-- START DATASET CONTENT --
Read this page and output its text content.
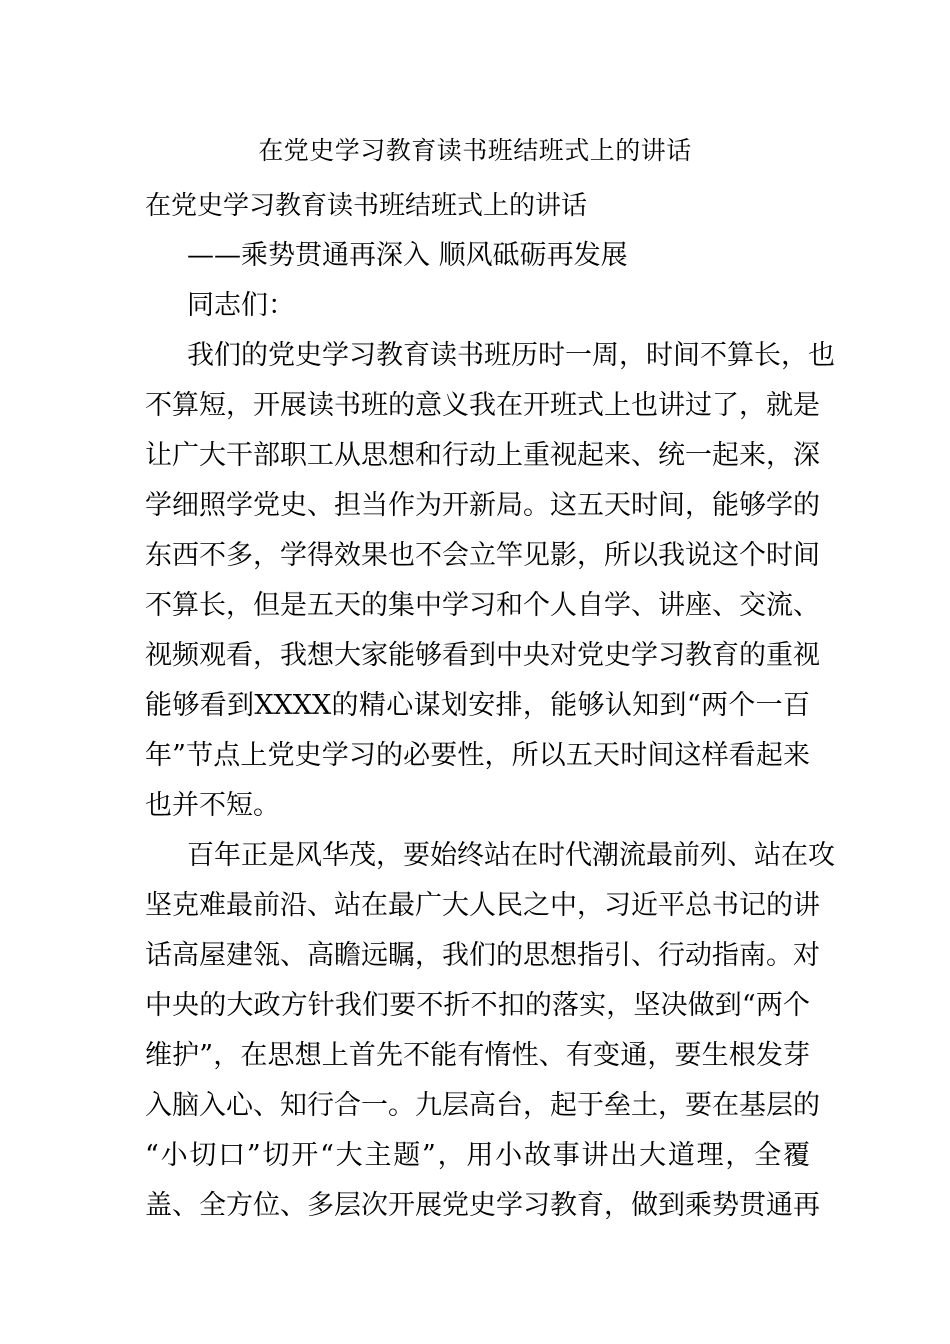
在党史学习教育读书班结班式上的讲话
在党史学习教育读书班结班式上的讲话
——乘势贯通再深入 顺风砥砺再发展
同志们：
我们的党史学习教育读书班历时一周，时间不算长，也
不算短，开展读书班的意义我在开班式上也讲过了，就是
让广大干部职工从思想和行动上重视起来、统一起来，深
学细照学党史、担当作为开新局。这五天时间，能够学的
东西不多，学得效果也不会立竿见影，所以我说这个时间
不算长，但是五天的集中学习和个人自学、讲座、交流、
视频观看，我想大家能够看到中央对党史学习教育的重视
能够看到XXXX的精心谋划安排，能够认知到“两个一百
年”节点上党史学习的必要性，所以五天时间这样看起来
也并不短。
百年正是风华茂，要始终站在时代潮流最前列、站在攻
坚克难最前沿、站在最广大人民之中，习近平总书记的讲
话高屋建瓴、高瞻远瞩，我们的思想指引、行动指南。对
中央的大政方针我们要不折不扣的落实，坚决做到“两个
维护”，在思想上首先不能有惰性、有变通，要生根发芽
入脑入心、知行合一。九层高台，起于垒土，要在基层的
“小切口”切开“大主题”，用小故事讲出大道理，全覆
盖、全方位、多层次开展党史学习教育，做到乘势贯通再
-- END DATASET CONTENT --
_DO THIS:_
Print every entry above again without changing a word, and omit the pictures.

_WRITTEN RESPONSE:_
Read this page and output its text content.
在党史学习教育读书班结班式上的讲话
在党史学习教育读书班结班式上的讲话
——乘势贯通再深入 顺风砥砺再发展
同志们：
我们的党史学习教育读书班历时一周，时间不算长，也
不算短，开展读书班的意义我在开班式上也讲过了，就是
让广大干部职工从思想和行动上重视起来、统一起来，深
学细照学党史、担当作为开新局。这五天时间，能够学的
东西不多，学得效果也不会立竿见影，所以我说这个时间
不算长，但是五天的集中学习和个人自学、讲座、交流、
视频观看，我想大家能够看到中央对党史学习教育的重视
能够看到XXXX的精心谋划安排，能够认知到“两个一百
年”节点上党史学习的必要性，所以五天时间这样看起来
也并不短。
百年正是风华茂，要始终站在时代潮流最前列、站在攻
坚克难最前沿、站在最广大人民之中，习近平总书记的讲
话高屋建瓴、高瞻远瞩，我们的思想指引、行动指南。对
中央的大政方针我们要不折不扣的落实，坚决做到“两个
维护”，在思想上首先不能有惰性、有变通，要生根发芽
入脑入心、知行合一。九层高台，起于垒土，要在基层的
“小切口”切开“大主题”，用小故事讲出大道理，全覆
盖、全方位、多层次开展党史学习教育，做到乘势贯通再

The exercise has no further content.